**Task statement**.
Gather all lines with the word "World" in them.

------------------------------------------------

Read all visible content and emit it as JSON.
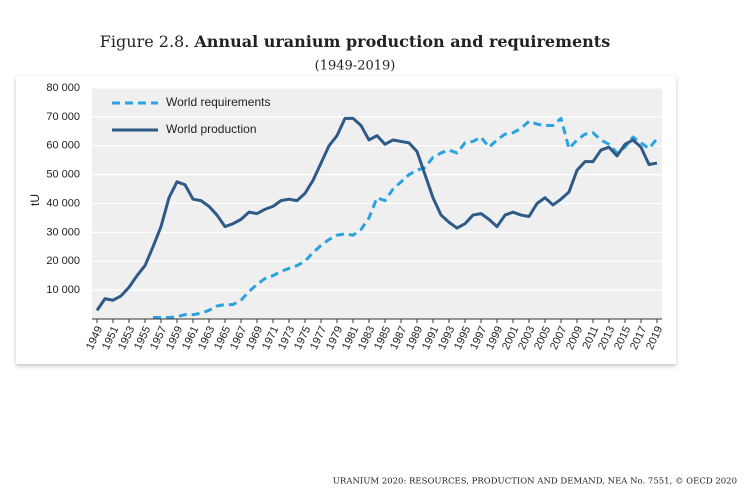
{
  "chart_data": {
    "type": "line",
    "figure_label": "Figure 2.8.",
    "title": "Annual uranium production and requirements",
    "subtitle": "(1949-2019)",
    "y_label": "tU",
    "source": "URANIUM 2020: RESOURCES, PRODUCTION AND DEMAND, NEA No. 7551, © OECD 2020",
    "legend": "top-left",
    "grid": true,
    "x": [
      1949,
      1950,
      1951,
      1952,
      1953,
      1954,
      1955,
      1956,
      1957,
      1958,
      1959,
      1960,
      1961,
      1962,
      1963,
      1964,
      1965,
      1966,
      1967,
      1968,
      1969,
      1970,
      1971,
      1972,
      1973,
      1974,
      1975,
      1976,
      1977,
      1978,
      1979,
      1980,
      1981,
      1982,
      1983,
      1984,
      1985,
      1986,
      1987,
      1988,
      1989,
      1990,
      1991,
      1992,
      1993,
      1994,
      1995,
      1996,
      1997,
      1998,
      1999,
      2000,
      2001,
      2002,
      2003,
      2004,
      2005,
      2006,
      2007,
      2008,
      2009,
      2010,
      2011,
      2012,
      2013,
      2014,
      2015,
      2016,
      2017,
      2018,
      2019
    ],
    "xlim": [
      1949,
      2019
    ],
    "xticks": [
      1949,
      1951,
      1953,
      1955,
      1957,
      1959,
      1961,
      1963,
      1965,
      1967,
      1969,
      1971,
      1973,
      1975,
      1977,
      1979,
      1981,
      1983,
      1985,
      1987,
      1989,
      1991,
      1993,
      1995,
      1997,
      1999,
      2001,
      2003,
      2005,
      2007,
      2009,
      2011,
      2013,
      2015,
      2017,
      2019
    ],
    "ylim": [
      0,
      80000
    ],
    "yticks": [
      {
        "value": 10000,
        "label": "10 000"
      },
      {
        "value": 20000,
        "label": "20 000"
      },
      {
        "value": 30000,
        "label": "30 000"
      },
      {
        "value": 40000,
        "label": "40 000"
      },
      {
        "value": 50000,
        "label": "50 000"
      },
      {
        "value": 60000,
        "label": "60 000"
      },
      {
        "value": 70000,
        "label": "70 000"
      },
      {
        "value": 80000,
        "label": "80 000"
      }
    ],
    "series": [
      {
        "name": "World requirements",
        "color": "#2ba3de",
        "dashed": true,
        "values": [
          null,
          null,
          null,
          null,
          null,
          null,
          null,
          500,
          500,
          500,
          800,
          1500,
          1500,
          2000,
          3000,
          4500,
          5000,
          5000,
          6500,
          9500,
          12000,
          14000,
          15000,
          16500,
          17500,
          18500,
          20000,
          23000,
          25500,
          27500,
          29000,
          29500,
          29000,
          31000,
          35000,
          42000,
          41000,
          45000,
          47500,
          50000,
          51500,
          52500,
          56000,
          57500,
          58500,
          57500,
          61000,
          61500,
          63000,
          59500,
          62000,
          64000,
          64500,
          66000,
          68500,
          67500,
          67000,
          67000,
          69500,
          59000,
          62000,
          64000,
          64500,
          62000,
          60500,
          57500,
          59500,
          63000,
          61000,
          59000,
          62500
        ]
      },
      {
        "name": "World production",
        "color": "#2e5a87",
        "dashed": false,
        "values": [
          3000,
          7000,
          6500,
          8000,
          11000,
          15000,
          18500,
          25000,
          32000,
          42000,
          47500,
          46500,
          41500,
          41000,
          39000,
          36000,
          32000,
          33000,
          34500,
          37000,
          36500,
          38000,
          39000,
          41000,
          41500,
          41000,
          43500,
          48000,
          54000,
          60000,
          63500,
          69500,
          69500,
          67000,
          62000,
          63500,
          60500,
          62000,
          61500,
          61000,
          58000,
          50000,
          42000,
          36000,
          33500,
          31500,
          33000,
          36000,
          36500,
          34500,
          32000,
          36000,
          37000,
          36000,
          35500,
          40000,
          42000,
          39500,
          41500,
          44000,
          51500,
          54500,
          54500,
          58500,
          59500,
          56500,
          60500,
          62000,
          59500,
          53500,
          54000
        ]
      }
    ]
  }
}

------------------------------------------------

**Written solution**.
        "name": "World requirements",
        "name": "World production",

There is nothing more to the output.